## Start Material to process

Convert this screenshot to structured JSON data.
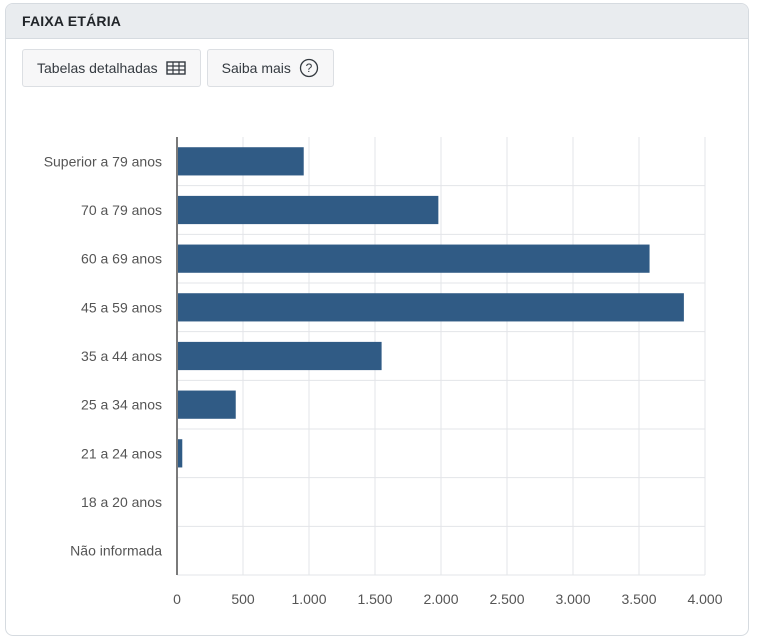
{
  "panel": {
    "title": "FAIXA ETÁRIA"
  },
  "toolbar": {
    "tables_label": "Tabelas detalhadas",
    "more_label": "Saiba mais",
    "tables_icon": "table-icon",
    "more_icon": "help-circle-icon"
  },
  "colors": {
    "bar": "#305b85",
    "grid": "#e3e5e8",
    "axis": "#7a7a7a",
    "text": "#555555"
  },
  "chart_data": {
    "type": "bar",
    "orientation": "horizontal",
    "title": "",
    "xlabel": "",
    "ylabel": "",
    "categories": [
      "Superior a 79 anos",
      "70 a 79 anos",
      "60 a 69 anos",
      "45 a 59 anos",
      "35 a 44 anos",
      "25 a 34 anos",
      "21 a 24 anos",
      "18 a 20 anos",
      "Não informada"
    ],
    "values": [
      960,
      1980,
      3580,
      3840,
      1550,
      445,
      40,
      0,
      0
    ],
    "xlim": [
      0,
      4000
    ],
    "xticks": [
      0,
      500,
      1000,
      1500,
      2000,
      2500,
      3000,
      3500,
      4000
    ],
    "xtick_labels": [
      "0",
      "500",
      "1.000",
      "1.500",
      "2.000",
      "2.500",
      "3.000",
      "3.500",
      "4.000"
    ],
    "grid": true,
    "legend": "none"
  }
}
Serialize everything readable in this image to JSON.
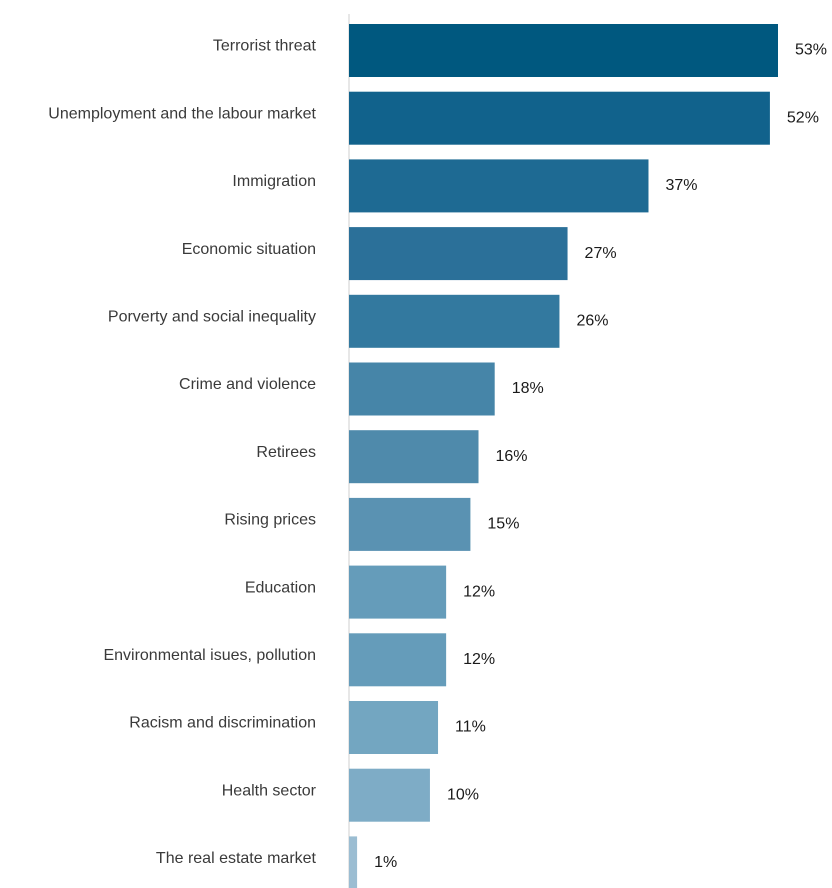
{
  "chart_data": {
    "type": "bar",
    "orientation": "horizontal",
    "categories": [
      "Terrorist threat",
      "Unemployment and the labour market",
      "Immigration",
      "Economic situation",
      "Porverty and social inequality",
      "Crime and violence",
      "Retirees",
      "Rising prices",
      "Education",
      "Environmental isues, pollution",
      "Racism and discrimination",
      "Health sector",
      "The real estate market"
    ],
    "values": [
      53,
      52,
      37,
      27,
      26,
      18,
      16,
      15,
      12,
      12,
      11,
      10,
      1
    ],
    "value_labels": [
      "53%",
      "52%",
      "37%",
      "27%",
      "26%",
      "18%",
      "16%",
      "15%",
      "12%",
      "12%",
      "11%",
      "10%",
      "1%"
    ],
    "colors": [
      "#00587f",
      "#11628c",
      "#1e6a93",
      "#2b7099",
      "#33799f",
      "#4685a8",
      "#4f8aab",
      "#5a92b2",
      "#659cba",
      "#659cba",
      "#73a6c1",
      "#7eacc6",
      "#9bbdd2"
    ],
    "xlim": [
      0,
      54
    ],
    "grid": false,
    "legend": "none"
  }
}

## End Material to process

Write the entries above out again exactly, but not the pictures.

Convert this screenshot to structured JSON data.
{
  "panel": {
    "title": "FAIXA ETÁRIA"
  },
  "toolbar": {
    "tables_label": "Tabelas detalhadas",
    "more_label": "Saiba mais",
    "tables_icon": "table-icon",
    "more_icon": "help-circle-icon"
  },
  "colors": {
    "bar": "#305b85",
    "grid": "#e3e5e8",
    "axis": "#7a7a7a",
    "text": "#555555"
  },
  "chart_data": {
    "type": "bar",
    "orientation": "horizontal",
    "title": "",
    "xlabel": "",
    "ylabel": "",
    "categories": [
      "Superior a 79 anos",
      "70 a 79 anos",
      "60 a 69 anos",
      "45 a 59 anos",
      "35 a 44 anos",
      "25 a 34 anos",
      "21 a 24 anos",
      "18 a 20 anos",
      "Não informada"
    ],
    "values": [
      960,
      1980,
      3580,
      3840,
      1550,
      445,
      40,
      0,
      0
    ],
    "xlim": [
      0,
      4000
    ],
    "xticks": [
      0,
      500,
      1000,
      1500,
      2000,
      2500,
      3000,
      3500,
      4000
    ],
    "xtick_labels": [
      "0",
      "500",
      "1.000",
      "1.500",
      "2.000",
      "2.500",
      "3.000",
      "3.500",
      "4.000"
    ],
    "grid": true,
    "legend": "none"
  }
}
Serialize everything readable in this image to JSON.
{
  "chart_data": {
    "type": "bar",
    "orientation": "horizontal",
    "categories": [
      "Terrorist threat",
      "Unemployment and the labour market",
      "Immigration",
      "Economic situation",
      "Porverty and social inequality",
      "Crime and violence",
      "Retirees",
      "Rising prices",
      "Education",
      "Environmental isues, pollution",
      "Racism and discrimination",
      "Health sector",
      "The real estate market"
    ],
    "values": [
      53,
      52,
      37,
      27,
      26,
      18,
      16,
      15,
      12,
      12,
      11,
      10,
      1
    ],
    "value_labels": [
      "53%",
      "52%",
      "37%",
      "27%",
      "26%",
      "18%",
      "16%",
      "15%",
      "12%",
      "12%",
      "11%",
      "10%",
      "1%"
    ],
    "colors": [
      "#00587f",
      "#11628c",
      "#1e6a93",
      "#2b7099",
      "#33799f",
      "#4685a8",
      "#4f8aab",
      "#5a92b2",
      "#659cba",
      "#659cba",
      "#73a6c1",
      "#7eacc6",
      "#9bbdd2"
    ],
    "xlim": [
      0,
      54
    ],
    "grid": false,
    "legend": "none"
  }
}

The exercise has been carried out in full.